*DIRECTIVES:*
1. In the passage on victory, what two things are called its true crystallisations?
2. Carry on the passage about victory and lines of retreat, picking up after its final sentence.

*TEXT SECTION:*
Another relation which determines the moral value of a victory is the
numerical relation of the forces which have been in conflict with each
other. To beat many with few is not only a double success, but shows
also a greater, especially a more general superiority, which the
conquered must always be fearful of encountering again. At the same time
this influence is in reality hardly observable in such a case. In the
moment of real action, the notions of the actual strength of the
enemy are generally so uncertain, the estimate of our own commonly so
incorrect, that the party superior in numbers either does not admit the
disproportion, or is very far from admitting the full truth, owing to
which, he evades almost entirely the moral disadvantages which would
spring from it. It is only hereafter in history that the truth, long
suppressed through ignorance, vanity, or a wise discretion, makes its
appearance, and then it certainly casts a lustre on the Army and its
Leader, but it can then do nothing more by its moral influence for
events long past.
If prisoners and captured guns are those things by which the victory
principally gains substance, its true crystallisations, then the plan of
the battle should have those things specially in view; the destruction
of the enemy by death and wounds appears here merely as a means to an
end.
How far this may influence the dispositions in the battle is not an
affair of Strategy, but the decision to fight the battle is in intimate
connection with it, as is shown by the direction given to our forces,
and their general grouping, whether we threaten the enemy's flank or
rear, or he threatens ours. On this point, the number of prisoners and
captured guns depends very much, and it is a point which, in many cases,
tactics alone cannot satisfy, particularly if the strategic relations
are too much in opposition to it.
The risk of having to fight on two sides, and the still more dangerous
position of having no line of retreat left open, paralyse the movements
and the power of resistance; further, in case of defeat, they
increase the loss, often raising it to its extreme point, that is, to
destruction. Therefore, the rear being endangered makes defeat more
probable, and, at the same time, more decisive.
From this arises, in the whole conduct of the War, especially in great
and small combats, a perfect instinct to secure our own line of retreat
and to seize that of the enemy; this follows from the conception of
victory, which, as we have seen, is something beyond mere slaughter.

*LISTED ENTRIES:*
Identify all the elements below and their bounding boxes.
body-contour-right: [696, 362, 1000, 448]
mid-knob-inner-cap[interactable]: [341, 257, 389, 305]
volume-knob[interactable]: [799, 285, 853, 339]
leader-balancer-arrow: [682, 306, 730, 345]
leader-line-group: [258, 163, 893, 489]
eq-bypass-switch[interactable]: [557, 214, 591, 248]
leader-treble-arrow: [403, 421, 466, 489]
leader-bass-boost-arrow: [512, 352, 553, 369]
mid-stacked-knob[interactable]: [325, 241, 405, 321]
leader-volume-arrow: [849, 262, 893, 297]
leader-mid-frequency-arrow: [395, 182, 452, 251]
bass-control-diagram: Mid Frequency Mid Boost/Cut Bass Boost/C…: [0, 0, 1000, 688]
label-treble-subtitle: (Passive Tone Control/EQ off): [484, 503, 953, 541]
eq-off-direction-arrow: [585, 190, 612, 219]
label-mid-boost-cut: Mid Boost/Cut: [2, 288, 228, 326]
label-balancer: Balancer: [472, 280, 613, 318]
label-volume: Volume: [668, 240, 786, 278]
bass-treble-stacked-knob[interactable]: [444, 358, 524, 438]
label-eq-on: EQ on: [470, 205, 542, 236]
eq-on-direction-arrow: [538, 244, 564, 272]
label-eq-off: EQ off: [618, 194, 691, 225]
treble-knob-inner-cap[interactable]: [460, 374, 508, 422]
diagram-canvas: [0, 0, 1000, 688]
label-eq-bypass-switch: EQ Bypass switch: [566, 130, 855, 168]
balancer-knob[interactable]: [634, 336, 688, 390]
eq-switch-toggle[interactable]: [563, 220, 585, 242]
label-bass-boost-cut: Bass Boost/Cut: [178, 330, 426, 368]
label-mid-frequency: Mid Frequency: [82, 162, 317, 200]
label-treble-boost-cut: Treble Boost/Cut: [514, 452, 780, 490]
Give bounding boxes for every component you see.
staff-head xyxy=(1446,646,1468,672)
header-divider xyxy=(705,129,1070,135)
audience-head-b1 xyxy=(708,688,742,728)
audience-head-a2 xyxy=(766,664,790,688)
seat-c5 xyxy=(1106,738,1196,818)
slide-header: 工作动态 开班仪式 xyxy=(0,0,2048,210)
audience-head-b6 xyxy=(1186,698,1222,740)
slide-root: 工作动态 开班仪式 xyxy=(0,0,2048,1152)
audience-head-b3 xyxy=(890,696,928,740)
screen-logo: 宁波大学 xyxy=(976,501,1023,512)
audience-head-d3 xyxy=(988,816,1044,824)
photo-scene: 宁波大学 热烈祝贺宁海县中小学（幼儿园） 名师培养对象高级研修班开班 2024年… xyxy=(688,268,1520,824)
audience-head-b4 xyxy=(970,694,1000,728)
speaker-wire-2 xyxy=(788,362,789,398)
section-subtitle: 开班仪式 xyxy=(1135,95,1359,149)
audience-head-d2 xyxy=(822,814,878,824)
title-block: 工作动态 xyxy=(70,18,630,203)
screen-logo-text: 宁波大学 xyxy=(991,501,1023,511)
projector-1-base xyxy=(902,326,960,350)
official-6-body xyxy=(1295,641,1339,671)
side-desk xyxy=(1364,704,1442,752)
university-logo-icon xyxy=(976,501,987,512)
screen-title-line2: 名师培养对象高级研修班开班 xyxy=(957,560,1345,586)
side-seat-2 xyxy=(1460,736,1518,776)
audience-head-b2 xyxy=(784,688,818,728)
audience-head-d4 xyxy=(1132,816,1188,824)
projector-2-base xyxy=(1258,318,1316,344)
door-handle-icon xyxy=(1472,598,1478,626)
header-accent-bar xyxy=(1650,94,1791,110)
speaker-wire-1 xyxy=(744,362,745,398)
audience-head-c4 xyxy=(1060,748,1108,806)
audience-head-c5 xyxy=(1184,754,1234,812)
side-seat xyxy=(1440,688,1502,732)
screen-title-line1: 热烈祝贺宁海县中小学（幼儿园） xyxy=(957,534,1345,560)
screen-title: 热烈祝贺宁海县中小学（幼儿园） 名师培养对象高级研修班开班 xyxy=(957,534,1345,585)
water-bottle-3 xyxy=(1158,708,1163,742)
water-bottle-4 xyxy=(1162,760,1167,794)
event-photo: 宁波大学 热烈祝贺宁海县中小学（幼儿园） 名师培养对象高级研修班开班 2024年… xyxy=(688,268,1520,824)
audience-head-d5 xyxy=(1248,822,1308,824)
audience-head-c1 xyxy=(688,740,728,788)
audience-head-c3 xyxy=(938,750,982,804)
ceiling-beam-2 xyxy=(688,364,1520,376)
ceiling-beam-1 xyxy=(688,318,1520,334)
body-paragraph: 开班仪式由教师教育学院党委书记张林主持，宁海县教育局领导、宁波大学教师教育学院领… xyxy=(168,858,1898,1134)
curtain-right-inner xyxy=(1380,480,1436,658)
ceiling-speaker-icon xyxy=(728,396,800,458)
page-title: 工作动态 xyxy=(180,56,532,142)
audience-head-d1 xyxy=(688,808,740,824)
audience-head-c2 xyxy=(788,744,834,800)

*ANSWERS TO THE TASKS:*
1. Prisoners and captured guns.

2.
In this effort we see, therefore, the first immediate purpose in the
combat, and one which is quite universal. No combat is imaginable in
which this effort, either in its double or single form, does not go hand
in hand with the plain and simple stroke of force. Even the smallest
troop will not throw itself upon its enemy without thinking of its line
of retreat, and, in most cases, it will have an eye upon that of the
enemy also.
We should have to digress to show how often this instinct is prevented
from going the direct road, how often it must yield to the difficulties
arising from more important considerations: we shall, therefore, rest
contented with affirming it to be a general natural law of the combat.
It is, therefore, active; presses everywhere with its natural weight,
and so becomes the pivot on which almost all tactical and strategic
manoeuvres turn.
If we now take a look at the conception of victory as a whole, we find
in it three elements:--
1. The greater loss of the enemy in physical power.
2. In moral power.
3. His open avowal of this by the relinquishment of his intentions.
The returns made up on each side of losses in killed and wounded, are
never exact, seldom truthful, and in most cases, full of intentional
misrepresentations. Even the statement of the number of trophies
is seldom to be quite depended on; consequently, when it is not
considerable it may also cast a doubt even on the reality of the
victory. Of the loss in moral forces there is no reliable measure,
except in the trophies: therefore, in many cases, the giving up the
contest is the only real evidence of the victory. It is, therefore, to
be regarded as a confession of inferiority--as the lowering of the
flag, by which, in this particular instance, right and superiority are
conceded to the enemy, and this degree of humiliation and disgrace,
which, however, must be distinguished from all the other moral
consequences of the loss of equilibrium, is an essential part of the
victory. It is this part alone which acts upon the public opinion
outside the Army, upon the people and the Government in both belligerent
States, and upon all others in any way concerned.
But renouncement of the general object is not quite identical with
quitting the field of battle, even when the battle has been very
obstinate and long kept up; no one says of advanced posts, when they
retire after an obstinate combat, that they have given up their object;
even in combats aimed at the destruction of the enemy's Army, the
retreat from the battlefield is not always to be regarded as a
relinquishment of this aim, as for instance, in retreats planned
beforehand, in which the ground is disputed foot by foot; all this
belongs to that part of our subject where we shall speak of the separate
object of the combat; here we only wish to draw attention to the fact
that in most cases the giving up of the object is very difficult to
distinguish from the retirement from the battlefield, and that the
impression produced by the latter, both in and out of the Army, is not
to be treated lightly.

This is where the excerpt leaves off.